Transcribe the data underneath exactly. No images belong in your version.
- Opening Delimiter -
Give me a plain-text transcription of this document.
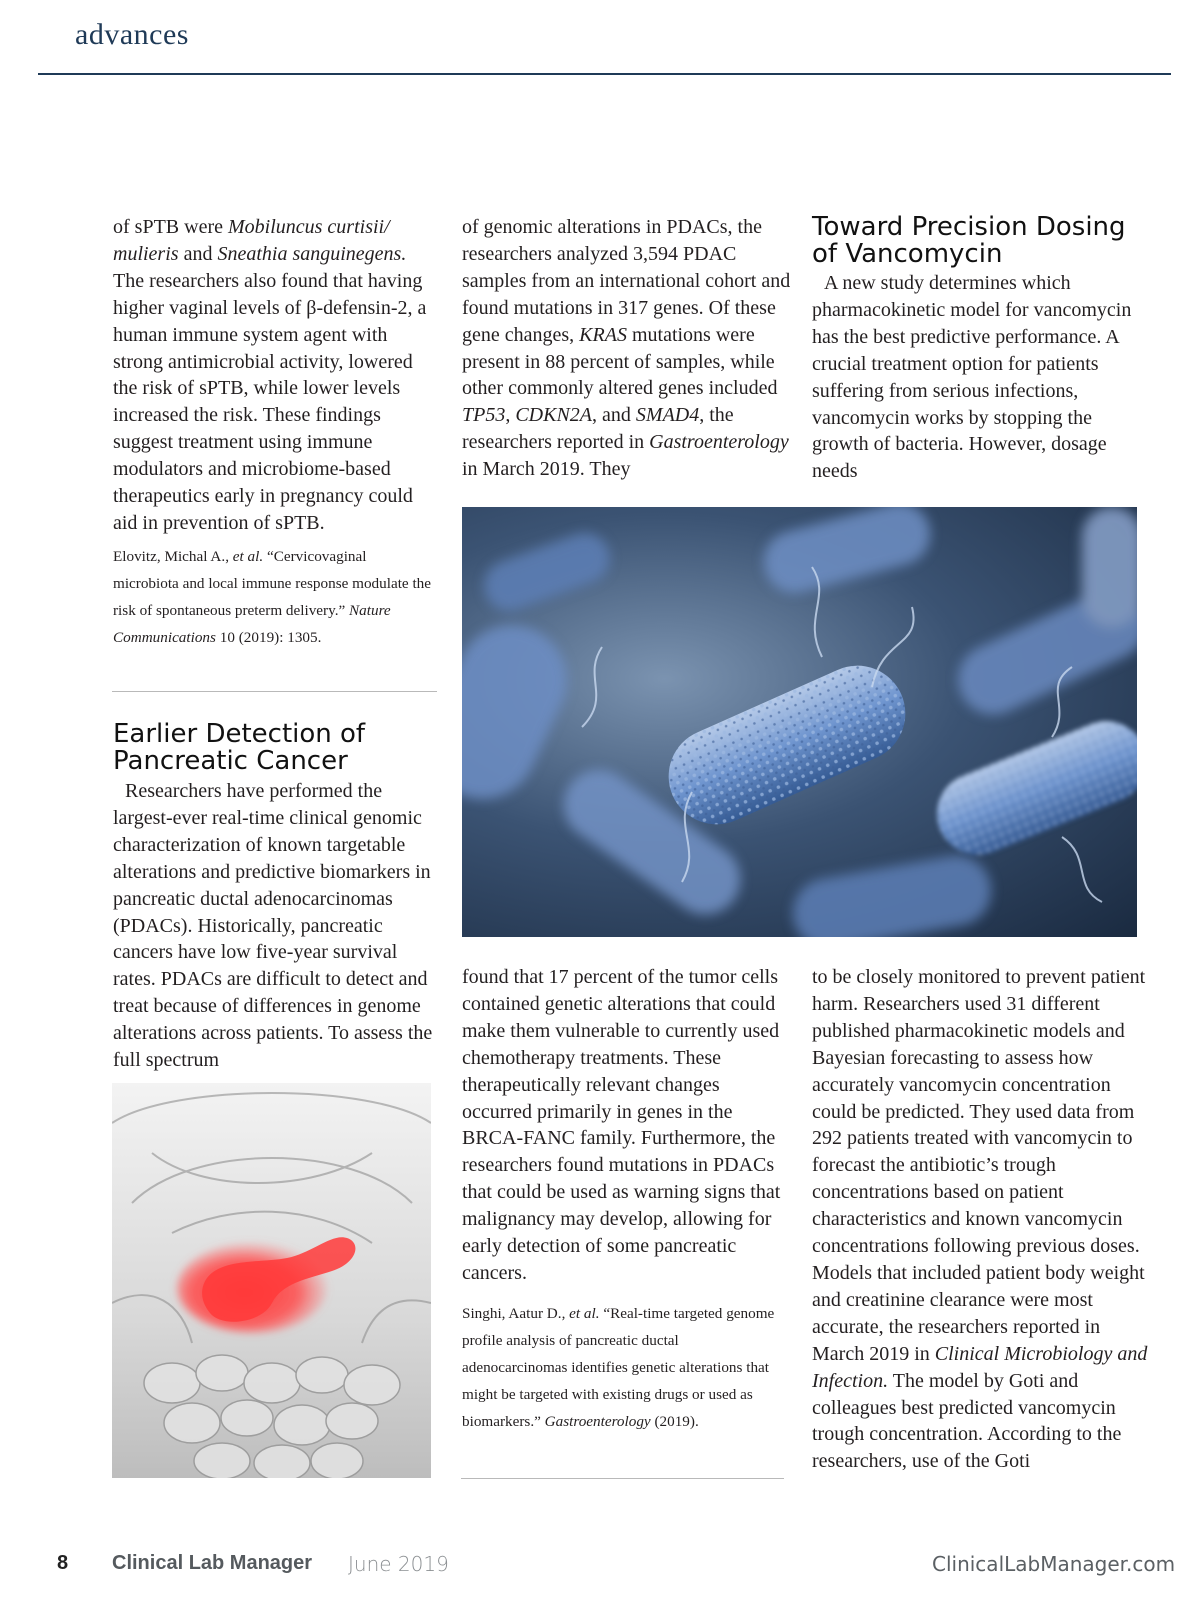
advances

of sPTB were Mobiluncus curtisii/ mulieris and Sneathia sanguinegens. The researchers also found that having higher vaginal levels of β-defensin-2, a human immune system agent with strong antimicrobial activity, lowered the risk of sPTB, while lower levels increased the risk. These findings suggest treatment using immune modulators and microbiome-based therapeutics early in pregnancy could aid in prevention of sPTB.

Elovitz, Michal A., et al. “Cervicovaginal microbiota and local immune response modulate the risk of spontaneous preterm delivery.” Nature Communications 10 (2019): 1305.
Earlier Detection of Pancreatic Cancer

Researchers have performed the largest-ever real-time clinical genomic characterization of known targetable alterations and predictive biomarkers in pancreatic ductal adenocarcinomas (PDACs). Historically, pancreatic cancers have low five-year survival rates. PDACs are difficult to detect and treat because of differences in genome alterations across patients. To assess the full spectrum

of genomic alterations in PDACs, the researchers analyzed 3,594 PDAC samples from an international cohort and found mutations in 317 genes. Of these gene changes, KRAS mutations were present in 88 percent of samples, while other commonly altered genes included TP53, CDKN2A, and SMAD4, the researchers reported in Gastroenterology in March 2019. They

Toward Precision Dosing of Vancomycin

A new study determines which pharmacokinetic model for vancomycin has the best predictive performance. A crucial treatment option for patients suffering from serious infections, vancomycin works by stopping the growth of bacteria. However, dosage needs

found that 17 percent of the tumor cells contained genetic alterations that could make them vulnerable to currently used chemotherapy treatments. These therapeutically relevant changes occurred primarily in genes in the BRCA-FANC family. Furthermore, the researchers found mutations in PDACs that could be used as warning signs that malignancy may develop, allowing for early detection of some pancreatic cancers.

Singhi, Aatur D., et al. “Real-time targeted genome profile analysis of pancreatic ductal adenocarcinomas identifies genetic alterations that might be targeted with existing drugs or used as biomarkers.” Gastroenterology (2019).

to be closely monitored to prevent patient harm. Researchers used 31 different published pharmacokinetic models and Bayesian forecasting to assess how accurately vancomycin concentration could be predicted. They used data from 292 patients treated with vancomycin to forecast the antibiotic’s trough concentrations based on patient characteristics and known vancomycin concentrations following previous doses. Models that included patient body weight and creatinine clearance were most accurate, the researchers reported in March 2019 in Clinical Microbiology and Infection. The model by Goti and colleagues best predicted vancomycin trough concentration. According to the researchers, use of the Goti

8 Clinical Lab Manager June 2019	ClinicalLabManager.com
- Closing Delimiter -
Response for this exercise.
Give me a plain-text transcription of this document.
advances

of sPTB were Mobiluncus curtisii/ mulieris and Sneathia sanguinegens. The researchers also found that having higher vaginal levels of β-defensin-2, a human immune system agent with strong antimicrobial activity, lowered the risk of sPTB, while lower levels increased the risk. These findings suggest treatment using immune modulators and microbiome-based therapeutics early in pregnancy could aid in prevention of sPTB.

Elovitz, Michal A., et al. “Cervicovaginal microbiota and local immune response modulate the risk of spontaneous preterm delivery.” Nature Communications 10 (2019): 1305.
Earlier Detection of Pancreatic Cancer

Researchers have performed the largest-ever real-time clinical genomic characterization of known targetable alterations and predictive biomarkers in pancreatic ductal adenocarcinomas (PDACs). Historically, pancreatic cancers have low five-year survival rates. PDACs are difficult to detect and treat because of differences in genome alterations across patients. To assess the full spectrum

of genomic alterations in PDACs, the researchers analyzed 3,594 PDAC samples from an international cohort and found mutations in 317 genes. Of these gene changes, KRAS mutations were present in 88 percent of samples, while other commonly altered genes included TP53, CDKN2A, and SMAD4, the researchers reported in Gastroenterology in March 2019. They

Toward Precision Dosing of Vancomycin

A new study determines which pharmacokinetic model for vancomycin has the best predictive performance. A crucial treatment option for patients suffering from serious infections, vancomycin works by stopping the growth of bacteria. However, dosage needs

found that 17 percent of the tumor cells contained genetic alterations that could make them vulnerable to currently used chemotherapy treatments. These therapeutically relevant changes occurred primarily in genes in the BRCA-FANC family. Furthermore, the researchers found mutations in PDACs that could be used as warning signs that malignancy may develop, allowing for early detection of some pancreatic cancers.

Singhi, Aatur D., et al. “Real-time targeted genome profile analysis of pancreatic ductal adenocarcinomas identifies genetic alterations that might be targeted with existing drugs or used as biomarkers.” Gastroenterology (2019).

to be closely monitored to prevent patient harm. Researchers used 31 different published pharmacokinetic models and Bayesian forecasting to assess how accurately vancomycin concentration could be predicted. They used data from 292 patients treated with vancomycin to forecast the antibiotic’s trough concentrations based on patient characteristics and known vancomycin concentrations following previous doses. Models that included patient body weight and creatinine clearance were most accurate, the researchers reported in March 2019 in Clinical Microbiology and Infection. The model by Goti and colleagues best predicted vancomycin trough concentration. According to the researchers, use of the Goti

8 Clinical Lab Manager June 2019	ClinicalLabManager.com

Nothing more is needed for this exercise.